→ **EXERCISE**: Which lines hold the word "skin"? Copy each one.

→ **STORED RECORDS**:
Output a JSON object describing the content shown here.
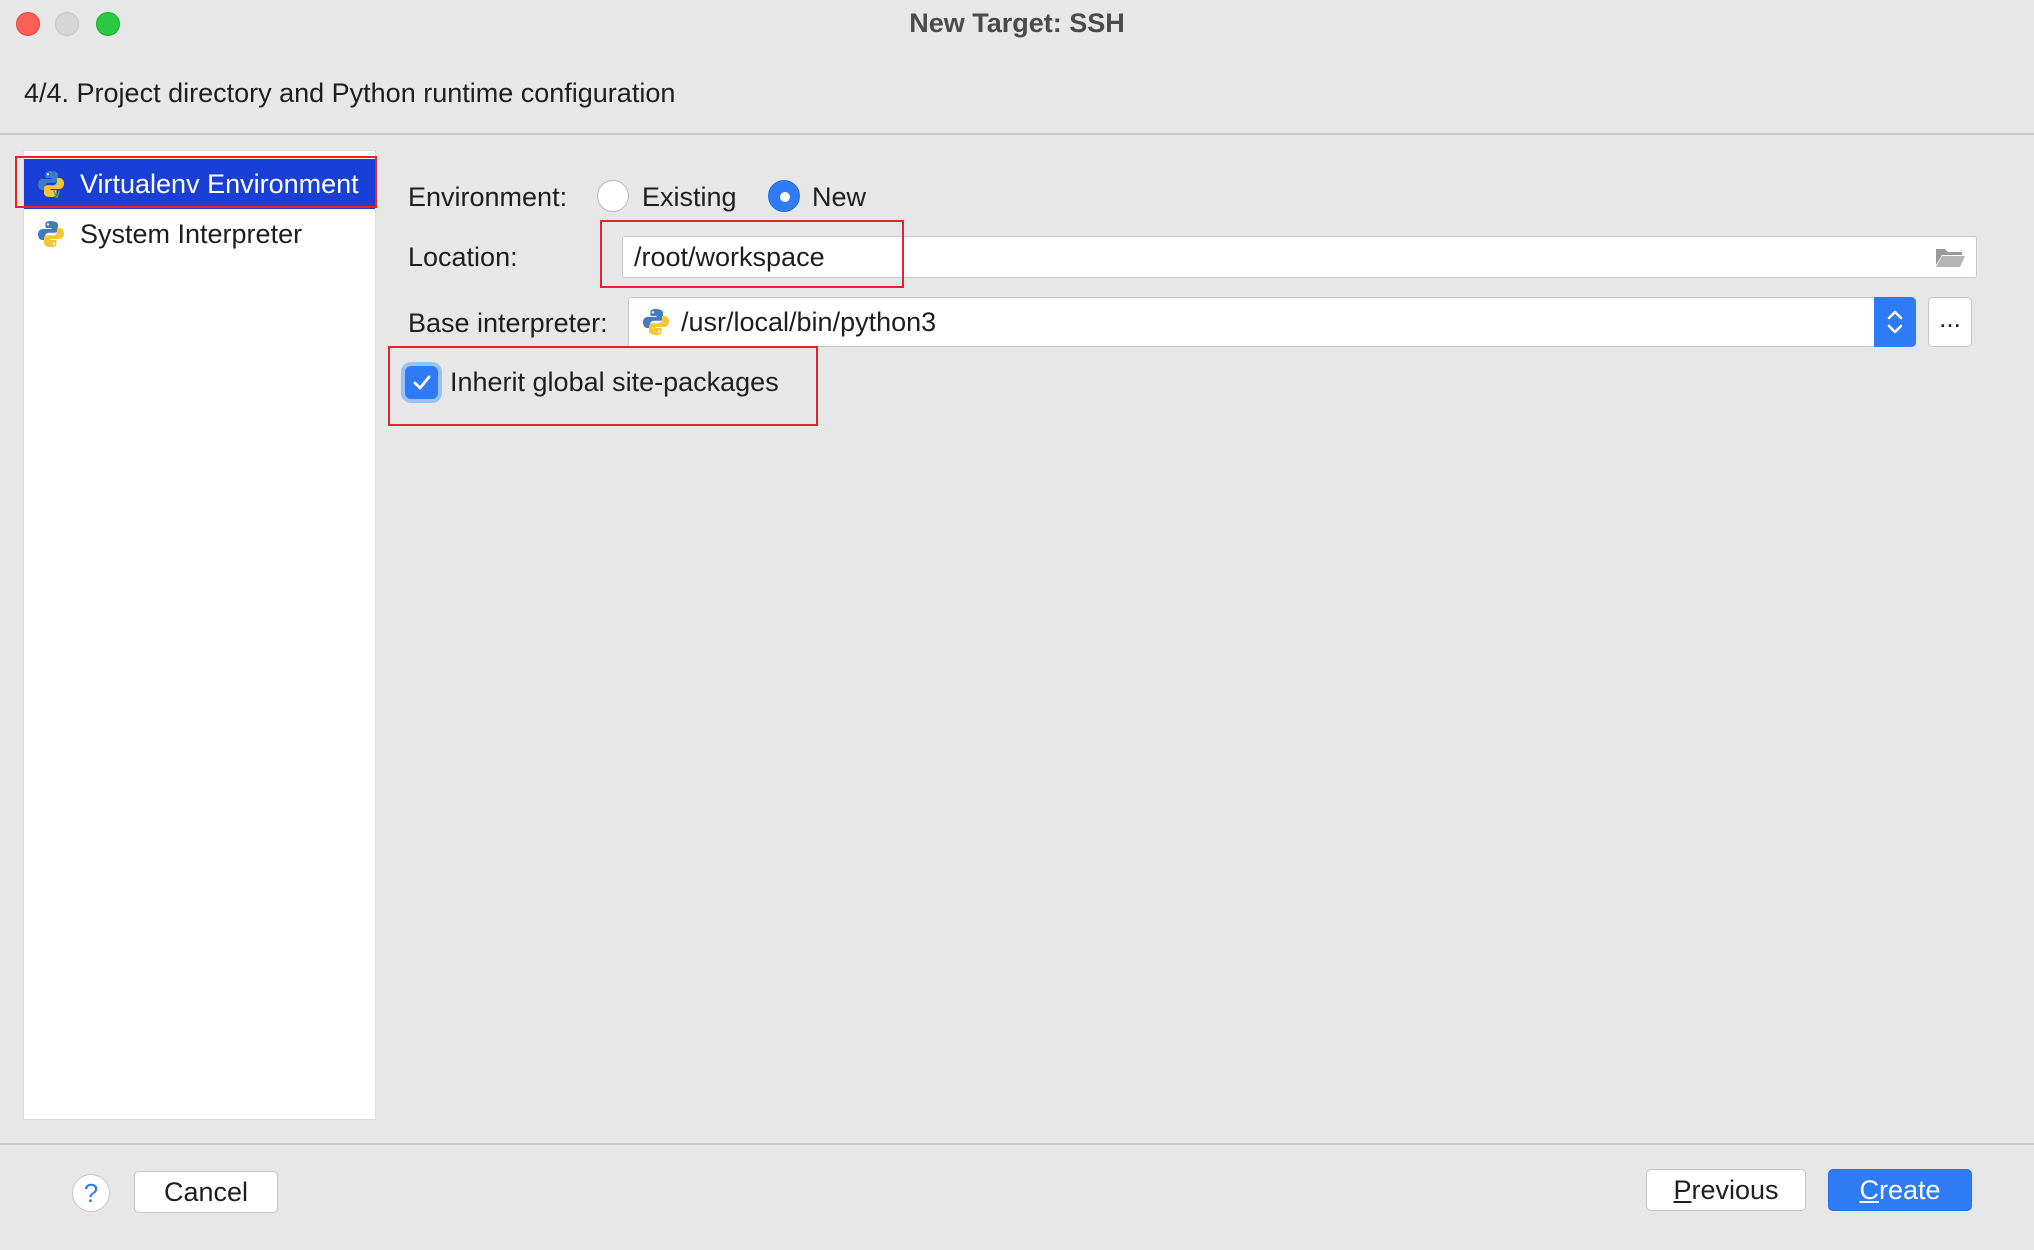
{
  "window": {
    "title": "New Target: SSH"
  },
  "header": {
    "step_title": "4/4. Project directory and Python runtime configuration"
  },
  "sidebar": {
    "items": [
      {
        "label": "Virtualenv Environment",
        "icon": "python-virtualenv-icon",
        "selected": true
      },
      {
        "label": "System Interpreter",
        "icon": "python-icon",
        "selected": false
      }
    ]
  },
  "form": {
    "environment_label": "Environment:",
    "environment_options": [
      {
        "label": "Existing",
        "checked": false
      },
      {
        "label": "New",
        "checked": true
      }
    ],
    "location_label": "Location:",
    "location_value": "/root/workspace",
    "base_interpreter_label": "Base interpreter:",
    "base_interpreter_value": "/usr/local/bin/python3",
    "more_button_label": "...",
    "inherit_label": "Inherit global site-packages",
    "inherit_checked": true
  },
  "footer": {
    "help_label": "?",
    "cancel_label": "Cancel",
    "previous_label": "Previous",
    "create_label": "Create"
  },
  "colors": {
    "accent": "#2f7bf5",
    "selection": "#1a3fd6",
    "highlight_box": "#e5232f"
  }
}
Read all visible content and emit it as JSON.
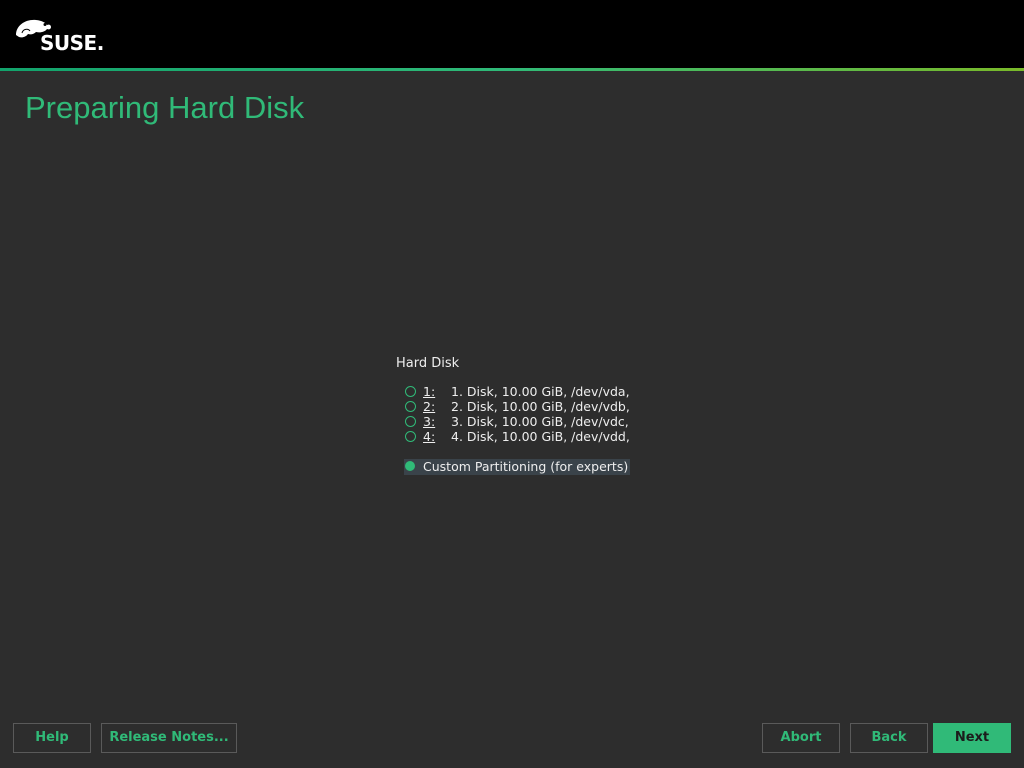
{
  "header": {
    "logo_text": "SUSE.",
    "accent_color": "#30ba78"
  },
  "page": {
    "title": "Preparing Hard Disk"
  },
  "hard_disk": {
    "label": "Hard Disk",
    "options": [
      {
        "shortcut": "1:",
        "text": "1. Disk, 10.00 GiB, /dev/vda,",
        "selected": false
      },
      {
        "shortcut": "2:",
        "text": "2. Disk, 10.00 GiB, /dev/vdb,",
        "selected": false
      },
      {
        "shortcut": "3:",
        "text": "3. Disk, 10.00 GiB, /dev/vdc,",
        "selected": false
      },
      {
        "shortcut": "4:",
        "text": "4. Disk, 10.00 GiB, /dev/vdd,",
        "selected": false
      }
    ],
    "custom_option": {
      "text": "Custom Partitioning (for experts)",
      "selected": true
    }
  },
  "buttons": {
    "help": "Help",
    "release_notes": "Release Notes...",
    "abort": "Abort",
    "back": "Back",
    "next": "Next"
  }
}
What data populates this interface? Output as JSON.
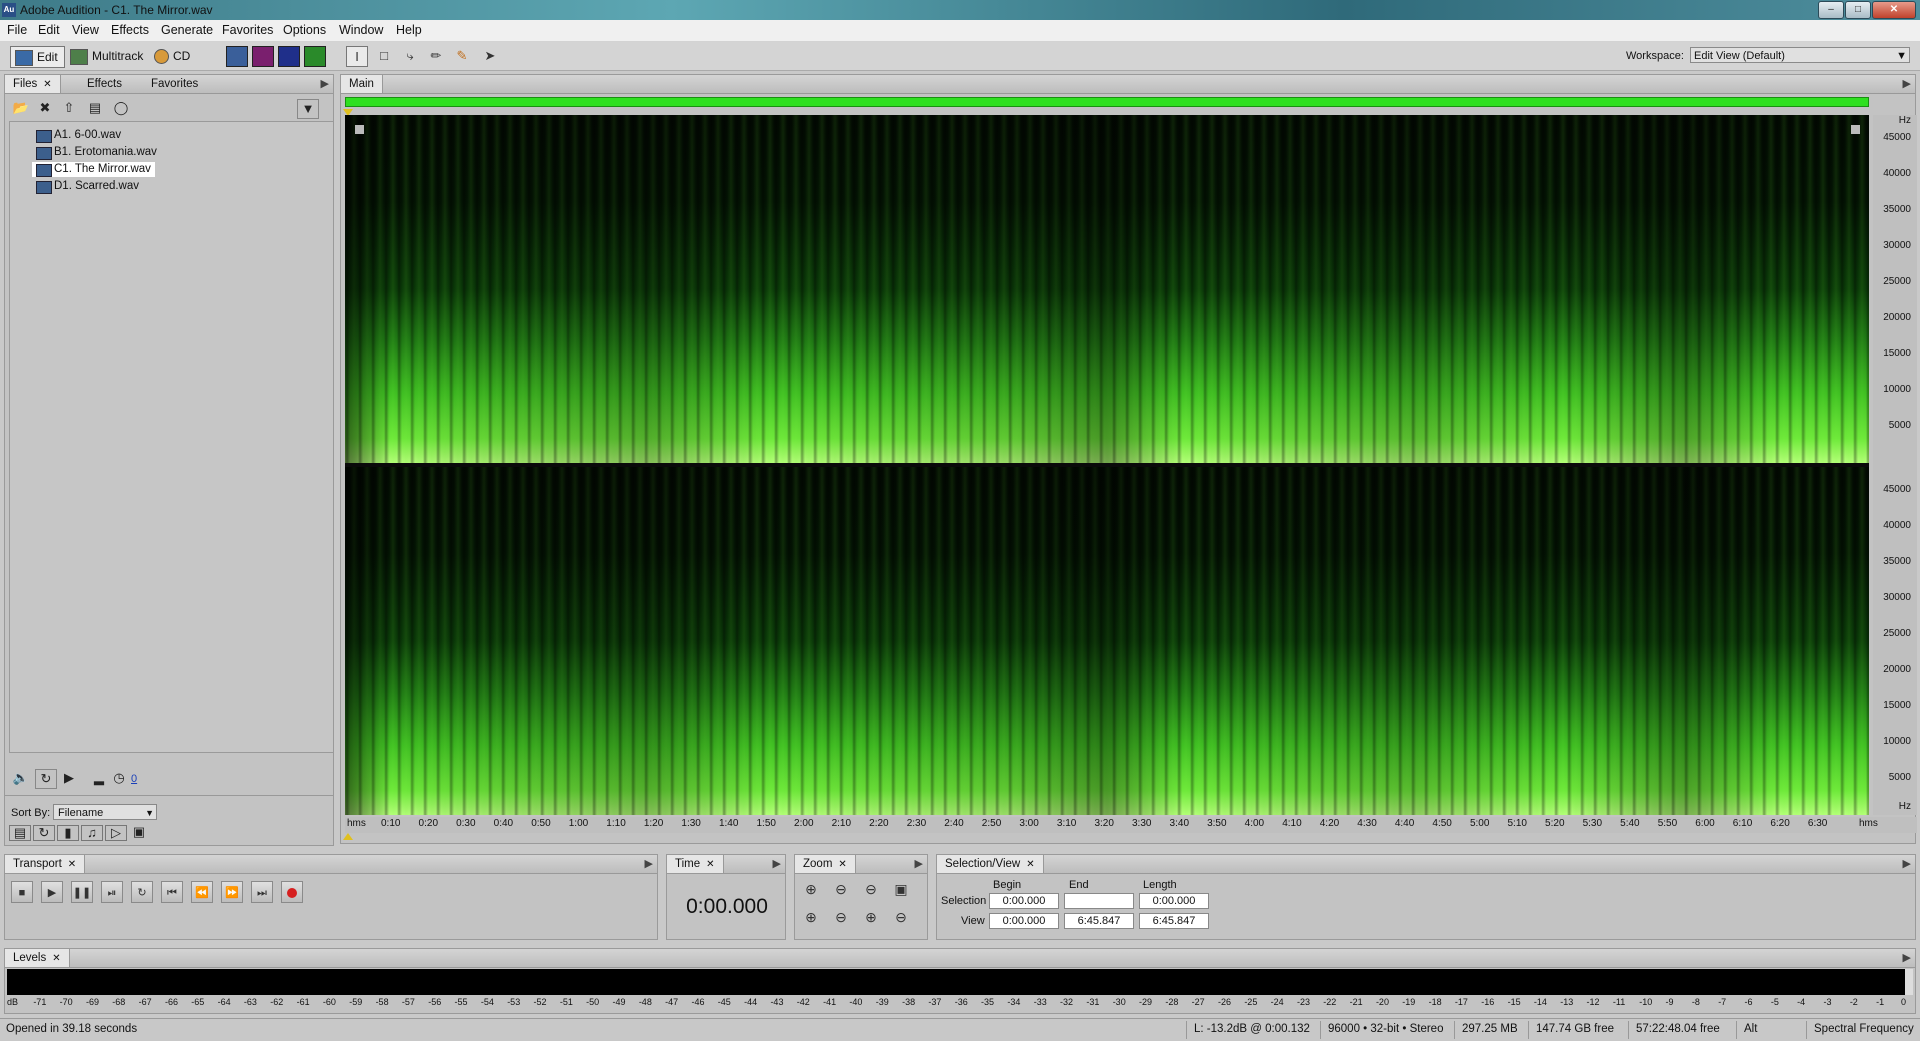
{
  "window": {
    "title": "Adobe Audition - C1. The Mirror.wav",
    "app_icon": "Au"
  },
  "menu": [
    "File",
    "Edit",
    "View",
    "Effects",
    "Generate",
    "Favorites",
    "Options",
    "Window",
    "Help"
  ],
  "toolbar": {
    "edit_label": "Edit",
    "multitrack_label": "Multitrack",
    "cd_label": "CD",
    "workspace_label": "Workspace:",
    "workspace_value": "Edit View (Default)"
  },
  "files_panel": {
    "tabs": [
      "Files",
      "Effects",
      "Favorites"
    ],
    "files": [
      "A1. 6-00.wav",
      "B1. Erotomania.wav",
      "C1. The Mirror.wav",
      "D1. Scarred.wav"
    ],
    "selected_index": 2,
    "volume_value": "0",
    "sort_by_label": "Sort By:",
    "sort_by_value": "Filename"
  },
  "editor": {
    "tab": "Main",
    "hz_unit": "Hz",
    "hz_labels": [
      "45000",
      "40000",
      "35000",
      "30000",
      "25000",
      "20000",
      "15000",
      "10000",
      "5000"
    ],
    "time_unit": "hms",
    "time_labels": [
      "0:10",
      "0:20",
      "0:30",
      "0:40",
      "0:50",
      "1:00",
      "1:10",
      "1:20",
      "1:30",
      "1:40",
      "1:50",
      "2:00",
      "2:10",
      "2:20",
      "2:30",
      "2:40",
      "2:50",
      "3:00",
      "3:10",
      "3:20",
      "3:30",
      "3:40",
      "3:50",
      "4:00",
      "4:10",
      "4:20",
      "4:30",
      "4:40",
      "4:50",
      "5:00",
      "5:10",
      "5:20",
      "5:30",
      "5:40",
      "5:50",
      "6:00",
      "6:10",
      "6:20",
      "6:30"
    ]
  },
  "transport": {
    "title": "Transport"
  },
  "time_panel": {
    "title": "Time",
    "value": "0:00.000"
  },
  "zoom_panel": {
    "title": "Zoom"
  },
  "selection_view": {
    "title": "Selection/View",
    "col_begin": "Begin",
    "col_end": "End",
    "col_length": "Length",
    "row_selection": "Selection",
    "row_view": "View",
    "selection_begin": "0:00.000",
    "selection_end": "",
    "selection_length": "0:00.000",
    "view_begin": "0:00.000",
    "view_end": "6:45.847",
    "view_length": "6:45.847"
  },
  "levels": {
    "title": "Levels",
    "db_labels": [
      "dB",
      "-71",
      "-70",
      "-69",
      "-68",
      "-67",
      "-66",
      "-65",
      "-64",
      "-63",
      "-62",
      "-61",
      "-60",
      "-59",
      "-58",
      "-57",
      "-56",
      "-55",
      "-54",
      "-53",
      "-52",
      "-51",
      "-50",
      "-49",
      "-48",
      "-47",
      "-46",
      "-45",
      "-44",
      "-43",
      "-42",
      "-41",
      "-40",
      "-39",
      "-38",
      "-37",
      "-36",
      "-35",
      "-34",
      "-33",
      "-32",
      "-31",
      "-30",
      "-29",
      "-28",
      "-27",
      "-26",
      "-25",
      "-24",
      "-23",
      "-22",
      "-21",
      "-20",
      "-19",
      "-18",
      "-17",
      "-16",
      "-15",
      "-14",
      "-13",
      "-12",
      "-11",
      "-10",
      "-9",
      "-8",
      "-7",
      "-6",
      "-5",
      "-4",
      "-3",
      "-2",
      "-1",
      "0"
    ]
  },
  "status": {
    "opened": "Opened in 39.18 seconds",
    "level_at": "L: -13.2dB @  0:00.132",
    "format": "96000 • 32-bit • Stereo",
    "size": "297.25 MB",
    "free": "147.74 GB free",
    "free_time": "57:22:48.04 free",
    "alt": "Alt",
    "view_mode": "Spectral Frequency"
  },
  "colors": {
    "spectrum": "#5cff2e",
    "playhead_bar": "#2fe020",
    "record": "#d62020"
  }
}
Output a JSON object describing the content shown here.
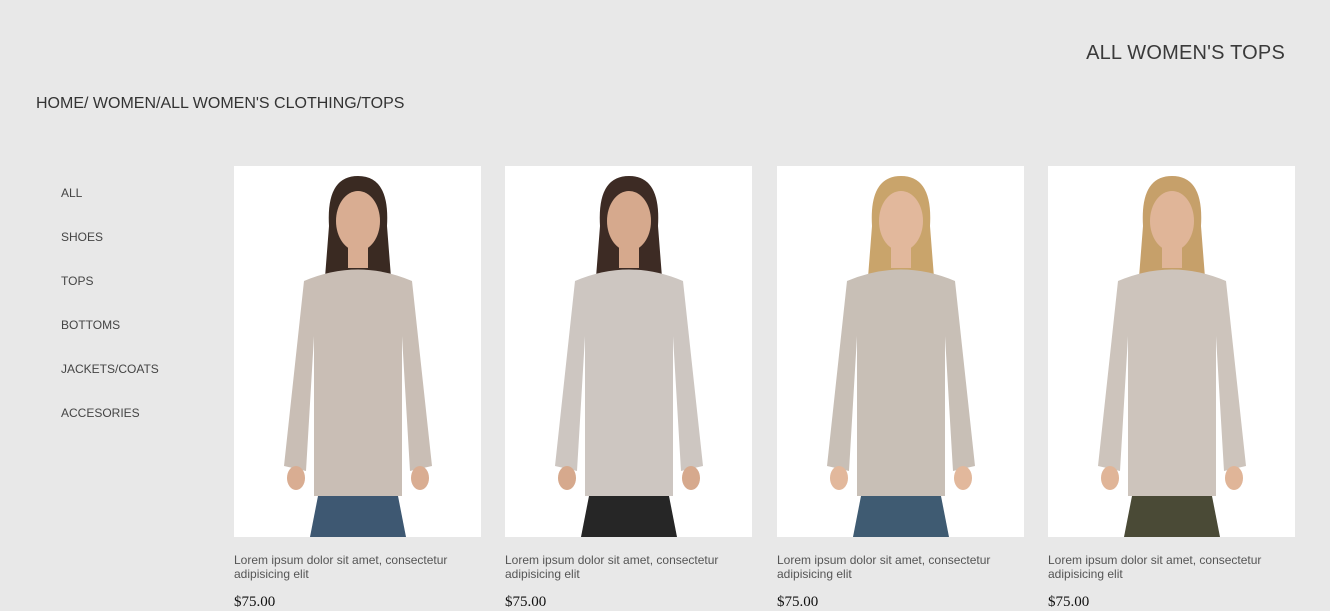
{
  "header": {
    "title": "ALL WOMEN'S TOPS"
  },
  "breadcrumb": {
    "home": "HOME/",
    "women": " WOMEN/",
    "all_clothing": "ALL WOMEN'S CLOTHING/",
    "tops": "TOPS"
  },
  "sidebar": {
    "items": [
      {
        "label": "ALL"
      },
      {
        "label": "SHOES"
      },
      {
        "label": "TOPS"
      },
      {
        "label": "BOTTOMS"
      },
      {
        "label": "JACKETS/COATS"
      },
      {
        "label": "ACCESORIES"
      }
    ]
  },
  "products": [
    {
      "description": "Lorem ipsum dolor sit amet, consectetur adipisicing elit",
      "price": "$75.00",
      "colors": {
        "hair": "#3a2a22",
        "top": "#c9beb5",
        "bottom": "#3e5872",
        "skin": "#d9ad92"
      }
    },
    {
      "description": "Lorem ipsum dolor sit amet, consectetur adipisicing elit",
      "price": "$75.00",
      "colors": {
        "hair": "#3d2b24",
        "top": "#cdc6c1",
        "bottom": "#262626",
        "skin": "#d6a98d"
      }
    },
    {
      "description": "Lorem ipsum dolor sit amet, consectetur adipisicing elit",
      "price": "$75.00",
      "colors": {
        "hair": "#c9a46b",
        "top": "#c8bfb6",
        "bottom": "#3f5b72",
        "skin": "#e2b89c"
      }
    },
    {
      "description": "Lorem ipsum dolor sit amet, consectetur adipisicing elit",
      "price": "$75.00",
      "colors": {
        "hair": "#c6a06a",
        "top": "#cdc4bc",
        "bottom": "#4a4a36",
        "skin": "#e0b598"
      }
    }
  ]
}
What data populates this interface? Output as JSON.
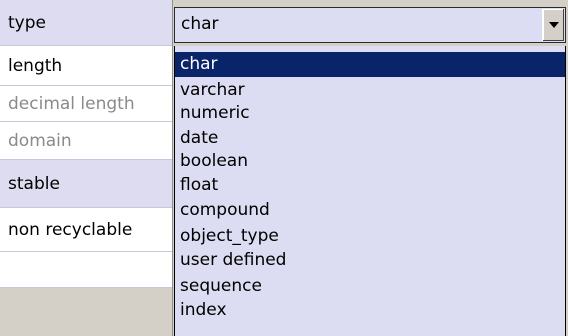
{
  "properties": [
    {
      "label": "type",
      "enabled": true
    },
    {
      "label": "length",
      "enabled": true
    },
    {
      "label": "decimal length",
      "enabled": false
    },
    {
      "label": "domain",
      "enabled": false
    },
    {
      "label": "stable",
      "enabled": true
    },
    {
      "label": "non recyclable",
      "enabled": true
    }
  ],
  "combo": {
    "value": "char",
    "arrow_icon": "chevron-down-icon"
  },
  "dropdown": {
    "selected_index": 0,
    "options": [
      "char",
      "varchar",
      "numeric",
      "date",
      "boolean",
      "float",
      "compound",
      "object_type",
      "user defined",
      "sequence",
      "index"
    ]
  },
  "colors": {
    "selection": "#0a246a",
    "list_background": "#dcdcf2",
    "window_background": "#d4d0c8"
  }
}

→ **THE RESULT**:
        "skin": "#d9ad92"
        "skin": "#d6a98d"
        "skin": "#e2b89c"
        "skin": "#e0b598"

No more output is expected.